* _Exercise_: Copy all of the material below exactly.

>>>

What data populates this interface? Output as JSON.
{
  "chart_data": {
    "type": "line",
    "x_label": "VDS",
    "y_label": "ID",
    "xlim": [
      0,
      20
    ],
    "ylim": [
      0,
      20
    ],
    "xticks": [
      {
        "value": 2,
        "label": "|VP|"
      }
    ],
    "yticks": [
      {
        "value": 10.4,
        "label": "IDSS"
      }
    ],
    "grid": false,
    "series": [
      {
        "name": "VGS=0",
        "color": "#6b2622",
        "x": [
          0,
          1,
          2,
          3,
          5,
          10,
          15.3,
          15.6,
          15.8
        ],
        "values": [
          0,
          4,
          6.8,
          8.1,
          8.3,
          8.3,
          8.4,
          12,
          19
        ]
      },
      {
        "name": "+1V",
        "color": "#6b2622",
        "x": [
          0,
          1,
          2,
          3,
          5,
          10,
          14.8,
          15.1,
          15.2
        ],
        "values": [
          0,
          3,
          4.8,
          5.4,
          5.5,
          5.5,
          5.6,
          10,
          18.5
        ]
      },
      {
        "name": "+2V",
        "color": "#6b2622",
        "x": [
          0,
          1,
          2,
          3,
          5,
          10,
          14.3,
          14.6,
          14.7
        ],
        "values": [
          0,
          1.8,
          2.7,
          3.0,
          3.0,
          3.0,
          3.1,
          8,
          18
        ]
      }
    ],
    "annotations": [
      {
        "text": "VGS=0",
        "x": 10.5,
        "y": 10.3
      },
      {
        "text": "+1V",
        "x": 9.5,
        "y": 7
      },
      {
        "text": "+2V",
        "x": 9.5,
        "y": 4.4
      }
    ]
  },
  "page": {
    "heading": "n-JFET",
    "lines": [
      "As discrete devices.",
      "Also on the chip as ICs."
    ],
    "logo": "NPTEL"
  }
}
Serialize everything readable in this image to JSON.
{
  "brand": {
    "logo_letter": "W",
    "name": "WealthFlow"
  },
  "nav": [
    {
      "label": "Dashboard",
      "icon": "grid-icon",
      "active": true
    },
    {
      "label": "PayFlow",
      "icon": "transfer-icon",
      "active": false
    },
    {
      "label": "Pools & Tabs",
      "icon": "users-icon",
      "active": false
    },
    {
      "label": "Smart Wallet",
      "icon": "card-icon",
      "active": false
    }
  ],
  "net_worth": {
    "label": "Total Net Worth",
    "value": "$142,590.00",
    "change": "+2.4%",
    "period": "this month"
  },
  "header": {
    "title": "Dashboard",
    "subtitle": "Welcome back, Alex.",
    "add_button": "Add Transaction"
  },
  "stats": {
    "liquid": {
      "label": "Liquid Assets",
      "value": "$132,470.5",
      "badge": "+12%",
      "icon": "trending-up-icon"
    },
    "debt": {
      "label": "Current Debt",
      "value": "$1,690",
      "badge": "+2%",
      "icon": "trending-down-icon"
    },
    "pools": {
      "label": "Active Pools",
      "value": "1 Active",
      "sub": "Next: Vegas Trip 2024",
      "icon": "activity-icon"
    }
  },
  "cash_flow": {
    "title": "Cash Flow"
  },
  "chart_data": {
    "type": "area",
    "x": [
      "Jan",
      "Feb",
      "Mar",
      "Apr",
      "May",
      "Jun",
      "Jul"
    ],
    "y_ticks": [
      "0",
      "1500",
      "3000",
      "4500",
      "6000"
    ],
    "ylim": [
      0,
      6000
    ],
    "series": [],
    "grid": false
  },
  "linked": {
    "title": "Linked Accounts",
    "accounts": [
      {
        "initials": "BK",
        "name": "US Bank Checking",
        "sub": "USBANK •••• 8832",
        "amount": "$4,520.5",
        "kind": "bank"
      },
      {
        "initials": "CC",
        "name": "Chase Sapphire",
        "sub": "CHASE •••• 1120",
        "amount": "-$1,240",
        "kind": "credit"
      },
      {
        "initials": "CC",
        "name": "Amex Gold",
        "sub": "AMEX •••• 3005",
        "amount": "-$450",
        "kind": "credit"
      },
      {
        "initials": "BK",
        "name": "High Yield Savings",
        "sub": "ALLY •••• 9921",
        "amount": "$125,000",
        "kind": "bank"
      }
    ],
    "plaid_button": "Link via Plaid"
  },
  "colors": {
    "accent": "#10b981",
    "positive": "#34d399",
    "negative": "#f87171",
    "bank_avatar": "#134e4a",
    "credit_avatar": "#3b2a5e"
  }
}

<<<

* _The result_:
What data populates this interface? Output as JSON.
{
  "chart_data": {
    "type": "line",
    "x_label": "VDS",
    "y_label": "ID",
    "xlim": [
      0,
      20
    ],
    "ylim": [
      0,
      20
    ],
    "xticks": [
      {
        "value": 2,
        "label": "|VP|"
      }
    ],
    "yticks": [
      {
        "value": 10.4,
        "label": "IDSS"
      }
    ],
    "grid": false,
    "series": [
      {
        "name": "VGS=0",
        "color": "#6b2622",
        "x": [
          0,
          1,
          2,
          3,
          5,
          10,
          15.3,
          15.6,
          15.8
        ],
        "values": [
          0,
          4,
          6.8,
          8.1,
          8.3,
          8.3,
          8.4,
          12,
          19
        ]
      },
      {
        "name": "+1V",
        "color": "#6b2622",
        "x": [
          0,
          1,
          2,
          3,
          5,
          10,
          14.8,
          15.1,
          15.2
        ],
        "values": [
          0,
          3,
          4.8,
          5.4,
          5.5,
          5.5,
          5.6,
          10,
          18.5
        ]
      },
      {
        "name": "+2V",
        "color": "#6b2622",
        "x": [
          0,
          1,
          2,
          3,
          5,
          10,
          14.3,
          14.6,
          14.7
        ],
        "values": [
          0,
          1.8,
          2.7,
          3.0,
          3.0,
          3.0,
          3.1,
          8,
          18
        ]
      }
    ],
    "annotations": [
      {
        "text": "VGS=0",
        "x": 10.5,
        "y": 10.3
      },
      {
        "text": "+1V",
        "x": 9.5,
        "y": 7
      },
      {
        "text": "+2V",
        "x": 9.5,
        "y": 4.4
      }
    ]
  },
  "page": {
    "heading": "n-JFET",
    "lines": [
      "As discrete devices.",
      "Also on the chip as ICs."
    ],
    "logo": "NPTEL"
  }
}
Serialize everything readable in this image to JSON.
{
  "brand": {
    "logo_letter": "W",
    "name": "WealthFlow"
  },
  "nav": [
    {
      "label": "Dashboard",
      "icon": "grid-icon",
      "active": true
    },
    {
      "label": "PayFlow",
      "icon": "transfer-icon",
      "active": false
    },
    {
      "label": "Pools & Tabs",
      "icon": "users-icon",
      "active": false
    },
    {
      "label": "Smart Wallet",
      "icon": "card-icon",
      "active": false
    }
  ],
  "net_worth": {
    "label": "Total Net Worth",
    "value": "$142,590.00",
    "change": "+2.4%",
    "period": "this month"
  },
  "header": {
    "title": "Dashboard",
    "subtitle": "Welcome back, Alex.",
    "add_button": "Add Transaction"
  },
  "stats": {
    "liquid": {
      "label": "Liquid Assets",
      "value": "$132,470.5",
      "badge": "+12%",
      "icon": "trending-up-icon"
    },
    "debt": {
      "label": "Current Debt",
      "value": "$1,690",
      "badge": "+2%",
      "icon": "trending-down-icon"
    },
    "pools": {
      "label": "Active Pools",
      "value": "1 Active",
      "sub": "Next: Vegas Trip 2024",
      "icon": "activity-icon"
    }
  },
  "cash_flow": {
    "title": "Cash Flow"
  },
  "chart_data": {
    "type": "area",
    "x": [
      "Jan",
      "Feb",
      "Mar",
      "Apr",
      "May",
      "Jun",
      "Jul"
    ],
    "y_ticks": [
      "0",
      "1500",
      "3000",
      "4500",
      "6000"
    ],
    "ylim": [
      0,
      6000
    ],
    "series": [],
    "grid": false
  },
  "linked": {
    "title": "Linked Accounts",
    "accounts": [
      {
        "initials": "BK",
        "name": "US Bank Checking",
        "sub": "USBANK •••• 8832",
        "amount": "$4,520.5",
        "kind": "bank"
      },
      {
        "initials": "CC",
        "name": "Chase Sapphire",
        "sub": "CHASE •••• 1120",
        "amount": "-$1,240",
        "kind": "credit"
      },
      {
        "initials": "CC",
        "name": "Amex Gold",
        "sub": "AMEX •••• 3005",
        "amount": "-$450",
        "kind": "credit"
      },
      {
        "initials": "BK",
        "name": "High Yield Savings",
        "sub": "ALLY •••• 9921",
        "amount": "$125,000",
        "kind": "bank"
      }
    ],
    "plaid_button": "Link via Plaid"
  },
  "colors": {
    "accent": "#10b981",
    "positive": "#34d399",
    "negative": "#f87171",
    "bank_avatar": "#134e4a",
    "credit_avatar": "#3b2a5e"
  }
}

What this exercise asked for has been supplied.